Records about charts and figures:
━━━━

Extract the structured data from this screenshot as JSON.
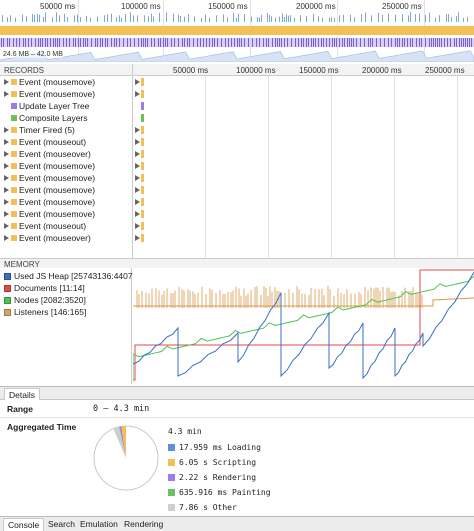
{
  "overview": {
    "ticks": [
      "50000 ms",
      "100000 ms",
      "150000 ms",
      "200000 ms",
      "250000 ms"
    ],
    "heap_label": "24.6 MB – 42.0 MB"
  },
  "records": {
    "header": "RECORDS",
    "items": [
      {
        "label": "Event (mousemove)",
        "color": "#f2c054",
        "expandable": true
      },
      {
        "label": "Event (mousemove)",
        "color": "#f2c054",
        "expandable": true
      },
      {
        "label": "Update Layer Tree",
        "color": "#9a7de6",
        "expandable": false
      },
      {
        "label": "Composite Layers",
        "color": "#6fbd5e",
        "expandable": false
      },
      {
        "label": "Timer Fired (5)",
        "color": "#f2c054",
        "expandable": true
      },
      {
        "label": "Event (mouseout)",
        "color": "#f2c054",
        "expandable": true
      },
      {
        "label": "Event (mouseover)",
        "color": "#f2c054",
        "expandable": true
      },
      {
        "label": "Event (mousemove)",
        "color": "#f2c054",
        "expandable": true
      },
      {
        "label": "Event (mousemove)",
        "color": "#f2c054",
        "expandable": true
      },
      {
        "label": "Event (mousemove)",
        "color": "#f2c054",
        "expandable": true
      },
      {
        "label": "Event (mousemove)",
        "color": "#f2c054",
        "expandable": true
      },
      {
        "label": "Event (mousemove)",
        "color": "#f2c054",
        "expandable": true
      },
      {
        "label": "Event (mouseout)",
        "color": "#f2c054",
        "expandable": true
      },
      {
        "label": "Event (mouseover)",
        "color": "#f2c054",
        "expandable": true
      }
    ]
  },
  "timeline": {
    "ticks": [
      "50000 ms",
      "100000 ms",
      "150000 ms",
      "200000 ms",
      "250000 ms"
    ]
  },
  "memory": {
    "header": "MEMORY",
    "counters": [
      {
        "label": "Used JS Heap [25743136:4407",
        "color": "#3a6fc4"
      },
      {
        "label": "Documents [11:14]",
        "color": "#e04a4a"
      },
      {
        "label": "Nodes [2082:3520]",
        "color": "#4ec24e"
      },
      {
        "label": "Listeners [146:165]",
        "color": "#d9a35f"
      }
    ]
  },
  "details": {
    "tab_label": "Details",
    "range_key": "Range",
    "range_value": "0 – 4.3 min",
    "aggregated_key": "Aggregated Time",
    "total": "4.3 min",
    "categories": [
      {
        "label": "17.959 ms Loading",
        "color": "#5f8fd8"
      },
      {
        "label": "6.05 s Scripting",
        "color": "#f2c054"
      },
      {
        "label": "2.22 s Rendering",
        "color": "#9a7de6"
      },
      {
        "label": "635.916 ms Painting",
        "color": "#6fbd5e"
      },
      {
        "label": "7.86 s Other",
        "color": "#cfcfcf"
      }
    ],
    "pie_seconds": {
      "Loading": 0.018,
      "Scripting": 6.05,
      "Rendering": 2.22,
      "Painting": 0.636,
      "Other": 7.86,
      "Idle": 241.2
    }
  },
  "drawer": {
    "tabs": [
      "Console",
      "Search",
      "Emulation",
      "Rendering"
    ]
  }
}
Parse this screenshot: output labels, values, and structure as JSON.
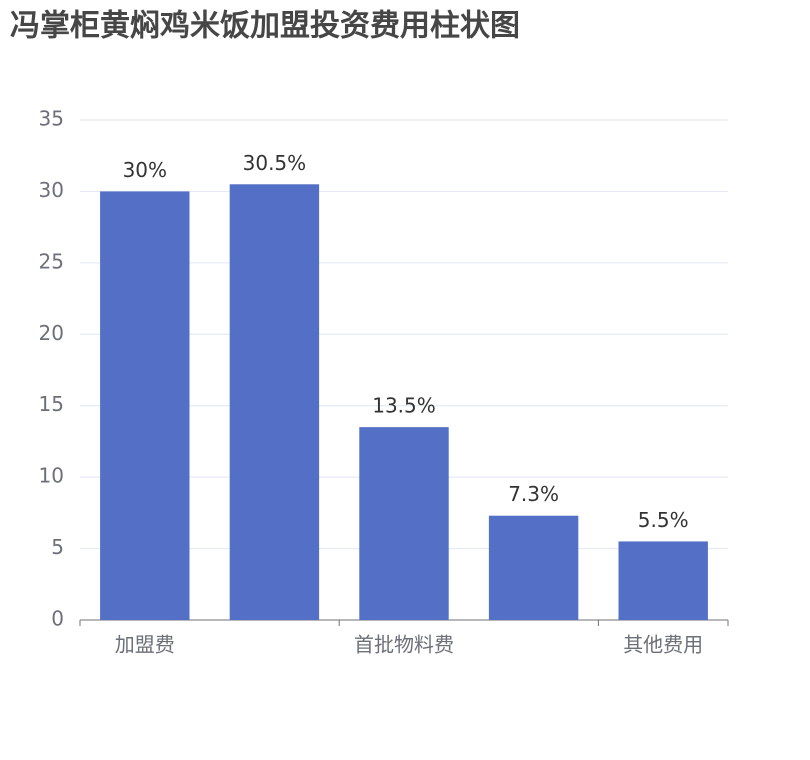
{
  "chart_data": {
    "type": "bar",
    "title": "冯掌柜黄焖鸡米饭加盟投资费用柱状图",
    "categories": [
      "加盟费",
      null,
      "首批物料费",
      null,
      "其他费用"
    ],
    "values": [
      30,
      30.5,
      13.5,
      7.3,
      5.5
    ],
    "value_labels": [
      "30%",
      "30.5%",
      "13.5%",
      "7.3%",
      "5.5%"
    ],
    "color": "#5470c6",
    "ylim": [
      0,
      35
    ],
    "yticks": [
      0,
      5,
      10,
      15,
      20,
      25,
      30,
      35
    ],
    "grid": true
  }
}
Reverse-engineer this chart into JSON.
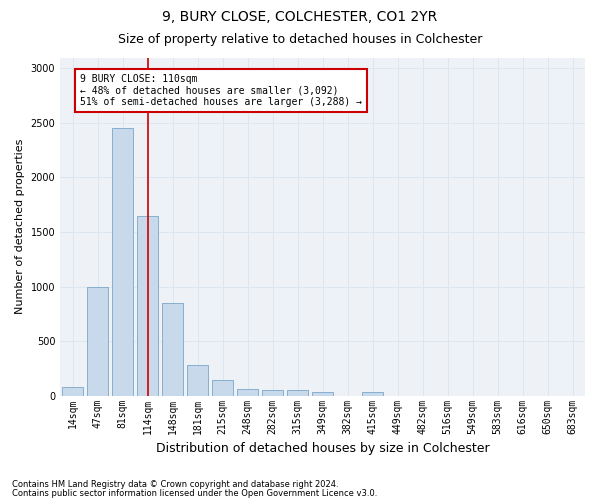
{
  "title1": "9, BURY CLOSE, COLCHESTER, CO1 2YR",
  "title2": "Size of property relative to detached houses in Colchester",
  "xlabel": "Distribution of detached houses by size in Colchester",
  "ylabel": "Number of detached properties",
  "categories": [
    "14sqm",
    "47sqm",
    "81sqm",
    "114sqm",
    "148sqm",
    "181sqm",
    "215sqm",
    "248sqm",
    "282sqm",
    "315sqm",
    "349sqm",
    "382sqm",
    "415sqm",
    "449sqm",
    "482sqm",
    "516sqm",
    "549sqm",
    "583sqm",
    "616sqm",
    "650sqm",
    "683sqm"
  ],
  "values": [
    75,
    1000,
    2450,
    1650,
    850,
    280,
    140,
    60,
    50,
    50,
    30,
    0,
    30,
    0,
    0,
    0,
    0,
    0,
    0,
    0,
    0
  ],
  "bar_color": "#c9d9ec",
  "bar_edge_color": "#7aa6c8",
  "grid_color": "#dce6f0",
  "vline_color": "#cc0000",
  "vline_x_index": 3,
  "annotation_line1": "9 BURY CLOSE: 110sqm",
  "annotation_line2": "← 48% of detached houses are smaller (3,092)",
  "annotation_line3": "51% of semi-detached houses are larger (3,288) →",
  "annotation_box_color": "#ffffff",
  "annotation_box_edge": "#cc0000",
  "ylim": [
    0,
    3100
  ],
  "yticks": [
    0,
    500,
    1000,
    1500,
    2000,
    2500,
    3000
  ],
  "footnote1": "Contains HM Land Registry data © Crown copyright and database right 2024.",
  "footnote2": "Contains public sector information licensed under the Open Government Licence v3.0.",
  "bg_color": "#eef2f7",
  "title1_fontsize": 10,
  "title2_fontsize": 9,
  "xlabel_fontsize": 9,
  "ylabel_fontsize": 8,
  "tick_fontsize": 7,
  "annot_fontsize": 7,
  "footnote_fontsize": 6
}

━━━━

Set exercise: Copy out all lines where the word "Scripting" appears.

Exercise answer:
        "label": "6.05 s Scripting",
      "Scripting": 6.05,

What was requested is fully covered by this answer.